Work to complete: Retype the entries word for word, leaving nothing out.

◇ ◇ ◇ ◇

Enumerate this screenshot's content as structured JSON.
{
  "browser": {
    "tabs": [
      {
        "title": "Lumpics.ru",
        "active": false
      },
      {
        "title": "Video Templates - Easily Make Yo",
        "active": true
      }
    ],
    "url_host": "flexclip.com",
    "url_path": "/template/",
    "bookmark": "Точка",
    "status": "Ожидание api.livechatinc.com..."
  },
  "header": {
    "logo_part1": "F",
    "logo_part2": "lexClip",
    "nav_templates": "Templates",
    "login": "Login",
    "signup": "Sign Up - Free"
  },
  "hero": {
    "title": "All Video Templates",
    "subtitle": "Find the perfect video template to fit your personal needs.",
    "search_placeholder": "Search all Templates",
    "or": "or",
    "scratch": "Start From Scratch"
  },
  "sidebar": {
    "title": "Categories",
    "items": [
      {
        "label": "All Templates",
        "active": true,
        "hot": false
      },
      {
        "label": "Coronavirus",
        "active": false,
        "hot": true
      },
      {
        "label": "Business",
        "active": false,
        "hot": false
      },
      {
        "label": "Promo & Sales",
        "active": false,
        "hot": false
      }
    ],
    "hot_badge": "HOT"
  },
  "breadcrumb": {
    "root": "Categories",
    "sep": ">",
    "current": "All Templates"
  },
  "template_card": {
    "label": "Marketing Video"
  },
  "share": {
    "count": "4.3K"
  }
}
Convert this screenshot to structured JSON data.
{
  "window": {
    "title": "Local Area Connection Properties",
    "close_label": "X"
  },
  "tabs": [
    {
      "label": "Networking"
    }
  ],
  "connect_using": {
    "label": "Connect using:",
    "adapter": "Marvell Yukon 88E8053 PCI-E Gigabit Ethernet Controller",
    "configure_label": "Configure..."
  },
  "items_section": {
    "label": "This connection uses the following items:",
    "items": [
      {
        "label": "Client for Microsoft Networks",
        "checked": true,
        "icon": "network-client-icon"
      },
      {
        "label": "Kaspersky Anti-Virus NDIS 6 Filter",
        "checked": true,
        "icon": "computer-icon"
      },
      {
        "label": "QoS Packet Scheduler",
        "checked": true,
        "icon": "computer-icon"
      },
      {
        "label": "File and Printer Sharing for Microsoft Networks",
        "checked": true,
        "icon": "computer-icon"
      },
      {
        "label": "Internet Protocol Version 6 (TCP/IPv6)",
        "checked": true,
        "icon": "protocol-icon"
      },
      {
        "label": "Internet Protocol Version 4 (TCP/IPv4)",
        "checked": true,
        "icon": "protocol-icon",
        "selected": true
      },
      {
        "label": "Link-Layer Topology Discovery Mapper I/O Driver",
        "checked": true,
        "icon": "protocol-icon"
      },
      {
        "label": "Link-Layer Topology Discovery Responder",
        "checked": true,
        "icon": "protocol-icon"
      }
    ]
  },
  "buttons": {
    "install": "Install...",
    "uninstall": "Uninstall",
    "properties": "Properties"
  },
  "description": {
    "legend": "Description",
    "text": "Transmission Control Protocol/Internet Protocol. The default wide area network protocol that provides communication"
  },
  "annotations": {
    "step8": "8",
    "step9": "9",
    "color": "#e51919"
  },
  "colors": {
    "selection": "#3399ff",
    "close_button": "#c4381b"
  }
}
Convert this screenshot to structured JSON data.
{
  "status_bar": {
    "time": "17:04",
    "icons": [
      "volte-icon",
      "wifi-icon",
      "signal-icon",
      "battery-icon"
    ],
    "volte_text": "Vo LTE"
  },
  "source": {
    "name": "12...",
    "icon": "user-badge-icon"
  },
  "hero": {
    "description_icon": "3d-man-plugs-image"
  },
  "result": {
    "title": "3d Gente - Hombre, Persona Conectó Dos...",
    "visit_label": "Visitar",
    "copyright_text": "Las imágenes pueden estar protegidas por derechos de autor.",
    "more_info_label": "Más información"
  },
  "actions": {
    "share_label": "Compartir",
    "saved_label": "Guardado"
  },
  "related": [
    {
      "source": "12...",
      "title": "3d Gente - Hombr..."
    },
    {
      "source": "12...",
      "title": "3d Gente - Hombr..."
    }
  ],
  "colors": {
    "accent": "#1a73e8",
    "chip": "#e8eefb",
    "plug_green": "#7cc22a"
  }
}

◇ ◇ ◇ ◇

Your response:
Enumerate this screenshot's content as structured JSON.
{
  "browser": {
    "tabs": [
      {
        "title": "Lumpics.ru",
        "active": false
      },
      {
        "title": "Video Templates - Easily Make Yo",
        "active": true
      }
    ],
    "url_host": "flexclip.com",
    "url_path": "/template/",
    "bookmark": "Точка",
    "status": "Ожидание api.livechatinc.com..."
  },
  "header": {
    "logo_part1": "F",
    "logo_part2": "lexClip",
    "nav_templates": "Templates",
    "login": "Login",
    "signup": "Sign Up - Free"
  },
  "hero": {
    "title": "All Video Templates",
    "subtitle": "Find the perfect video template to fit your personal needs.",
    "search_placeholder": "Search all Templates",
    "or": "or",
    "scratch": "Start From Scratch"
  },
  "sidebar": {
    "title": "Categories",
    "items": [
      {
        "label": "All Templates",
        "active": true,
        "hot": false
      },
      {
        "label": "Coronavirus",
        "active": false,
        "hot": true
      },
      {
        "label": "Business",
        "active": false,
        "hot": false
      },
      {
        "label": "Promo & Sales",
        "active": false,
        "hot": false
      }
    ],
    "hot_badge": "HOT"
  },
  "breadcrumb": {
    "root": "Categories",
    "sep": ">",
    "current": "All Templates"
  },
  "template_card": {
    "label": "Marketing Video"
  },
  "share": {
    "count": "4.3K"
  }
}
Convert this screenshot to structured JSON data.
{
  "window": {
    "title": "Local Area Connection Properties",
    "close_label": "X"
  },
  "tabs": [
    {
      "label": "Networking"
    }
  ],
  "connect_using": {
    "label": "Connect using:",
    "adapter": "Marvell Yukon 88E8053 PCI-E Gigabit Ethernet Controller",
    "configure_label": "Configure..."
  },
  "items_section": {
    "label": "This connection uses the following items:",
    "items": [
      {
        "label": "Client for Microsoft Networks",
        "checked": true,
        "icon": "network-client-icon"
      },
      {
        "label": "Kaspersky Anti-Virus NDIS 6 Filter",
        "checked": true,
        "icon": "computer-icon"
      },
      {
        "label": "QoS Packet Scheduler",
        "checked": true,
        "icon": "computer-icon"
      },
      {
        "label": "File and Printer Sharing for Microsoft Networks",
        "checked": true,
        "icon": "computer-icon"
      },
      {
        "label": "Internet Protocol Version 6 (TCP/IPv6)",
        "checked": true,
        "icon": "protocol-icon"
      },
      {
        "label": "Internet Protocol Version 4 (TCP/IPv4)",
        "checked": true,
        "icon": "protocol-icon",
        "selected": true
      },
      {
        "label": "Link-Layer Topology Discovery Mapper I/O Driver",
        "checked": true,
        "icon": "protocol-icon"
      },
      {
        "label": "Link-Layer Topology Discovery Responder",
        "checked": true,
        "icon": "protocol-icon"
      }
    ]
  },
  "buttons": {
    "install": "Install...",
    "uninstall": "Uninstall",
    "properties": "Properties"
  },
  "description": {
    "legend": "Description",
    "text": "Transmission Control Protocol/Internet Protocol. The default wide area network protocol that provides communication"
  },
  "annotations": {
    "step8": "8",
    "step9": "9",
    "color": "#e51919"
  },
  "colors": {
    "selection": "#3399ff",
    "close_button": "#c4381b"
  }
}
Convert this screenshot to structured JSON data.
{
  "status_bar": {
    "time": "17:04",
    "icons": [
      "volte-icon",
      "wifi-icon",
      "signal-icon",
      "battery-icon"
    ],
    "volte_text": "Vo LTE"
  },
  "source": {
    "name": "12...",
    "icon": "user-badge-icon"
  },
  "hero": {
    "description_icon": "3d-man-plugs-image"
  },
  "result": {
    "title": "3d Gente - Hombre, Persona Conectó Dos...",
    "visit_label": "Visitar",
    "copyright_text": "Las imágenes pueden estar protegidas por derechos de autor.",
    "more_info_label": "Más información"
  },
  "actions": {
    "share_label": "Compartir",
    "saved_label": "Guardado"
  },
  "related": [
    {
      "source": "12...",
      "title": "3d Gente - Hombr..."
    },
    {
      "source": "12...",
      "title": "3d Gente - Hombr..."
    }
  ],
  "colors": {
    "accent": "#1a73e8",
    "chip": "#e8eefb",
    "plug_green": "#7cc22a"
  }
}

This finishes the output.